### Task
Below is a listing; reproduce each line of it exactly.

++++++++++

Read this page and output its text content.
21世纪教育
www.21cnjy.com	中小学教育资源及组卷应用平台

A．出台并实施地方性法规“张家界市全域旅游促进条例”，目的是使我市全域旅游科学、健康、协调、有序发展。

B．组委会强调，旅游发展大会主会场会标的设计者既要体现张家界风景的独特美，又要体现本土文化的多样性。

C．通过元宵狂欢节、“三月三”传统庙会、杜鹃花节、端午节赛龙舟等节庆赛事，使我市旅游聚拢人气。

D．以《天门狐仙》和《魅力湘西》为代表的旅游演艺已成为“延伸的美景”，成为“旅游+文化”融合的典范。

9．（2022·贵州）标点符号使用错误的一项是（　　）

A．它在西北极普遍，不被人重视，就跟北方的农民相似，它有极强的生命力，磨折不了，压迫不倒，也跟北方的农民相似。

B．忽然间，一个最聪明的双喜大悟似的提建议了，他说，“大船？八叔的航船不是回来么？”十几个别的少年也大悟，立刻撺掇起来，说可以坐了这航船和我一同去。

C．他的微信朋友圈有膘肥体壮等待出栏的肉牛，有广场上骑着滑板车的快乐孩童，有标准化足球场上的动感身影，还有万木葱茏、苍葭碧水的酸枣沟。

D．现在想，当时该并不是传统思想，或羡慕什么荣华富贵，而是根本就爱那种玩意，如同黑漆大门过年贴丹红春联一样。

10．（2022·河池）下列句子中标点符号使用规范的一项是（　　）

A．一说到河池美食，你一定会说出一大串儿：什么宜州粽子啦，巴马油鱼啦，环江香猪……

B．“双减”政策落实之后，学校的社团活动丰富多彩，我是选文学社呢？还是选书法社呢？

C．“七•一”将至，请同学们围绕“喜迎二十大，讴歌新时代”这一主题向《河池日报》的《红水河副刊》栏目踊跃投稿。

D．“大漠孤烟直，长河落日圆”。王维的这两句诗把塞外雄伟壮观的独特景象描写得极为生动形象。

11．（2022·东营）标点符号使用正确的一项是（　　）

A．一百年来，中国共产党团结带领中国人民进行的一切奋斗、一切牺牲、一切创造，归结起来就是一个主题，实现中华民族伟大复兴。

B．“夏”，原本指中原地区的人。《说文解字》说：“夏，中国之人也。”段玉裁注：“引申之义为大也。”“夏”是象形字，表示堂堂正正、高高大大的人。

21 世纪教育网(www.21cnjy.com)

++++++++++

### Answer for this exercise
Read this page and output its text content.
21世纪教育
www.21cnjy.com	中小学教育资源及组卷应用平台

A．出台并实施地方性法规“张家界市全域旅游促进条例”，目的是使我市全域旅游科学、健康、协调、有序发展。

B．组委会强调，旅游发展大会主会场会标的设计者既要体现张家界风景的独特美，又要体现本土文化的多样性。

C．通过元宵狂欢节、“三月三”传统庙会、杜鹃花节、端午节赛龙舟等节庆赛事，使我市旅游聚拢人气。

D．以《天门狐仙》和《魅力湘西》为代表的旅游演艺已成为“延伸的美景”，成为“旅游+文化”融合的典范。

9．（2022·贵州）标点符号使用错误的一项是（　　）

A．它在西北极普遍，不被人重视，就跟北方的农民相似，它有极强的生命力，磨折不了，压迫不倒，也跟北方的农民相似。

B．忽然间，一个最聪明的双喜大悟似的提建议了，他说，“大船？八叔的航船不是回来么？”十几个别的少年也大悟，立刻撺掇起来，说可以坐了这航船和我一同去。

C．他的微信朋友圈有膘肥体壮等待出栏的肉牛，有广场上骑着滑板车的快乐孩童，有标准化足球场上的动感身影，还有万木葱茏、苍葭碧水的酸枣沟。

D．现在想，当时该并不是传统思想，或羡慕什么荣华富贵，而是根本就爱那种玩意，如同黑漆大门过年贴丹红春联一样。

10．（2022·河池）下列句子中标点符号使用规范的一项是（　　）

A．一说到河池美食，你一定会说出一大串儿：什么宜州粽子啦，巴马油鱼啦，环江香猪……

B．“双减”政策落实之后，学校的社团活动丰富多彩，我是选文学社呢？还是选书法社呢？

C．“七•一”将至，请同学们围绕“喜迎二十大，讴歌新时代”这一主题向《河池日报》的《红水河副刊》栏目踊跃投稿。

D．“大漠孤烟直，长河落日圆”。王维的这两句诗把塞外雄伟壮观的独特景象描写得极为生动形象。

11．（2022·东营）标点符号使用正确的一项是（　　）

A．一百年来，中国共产党团结带领中国人民进行的一切奋斗、一切牺牲、一切创造，归结起来就是一个主题，实现中华民族伟大复兴。

B．“夏”，原本指中原地区的人。《说文解字》说：“夏，中国之人也。”段玉裁注：“引申之义为大也。”“夏”是象形字，表示堂堂正正、高高大大的人。

21 世纪教育网(www.21cnjy.com)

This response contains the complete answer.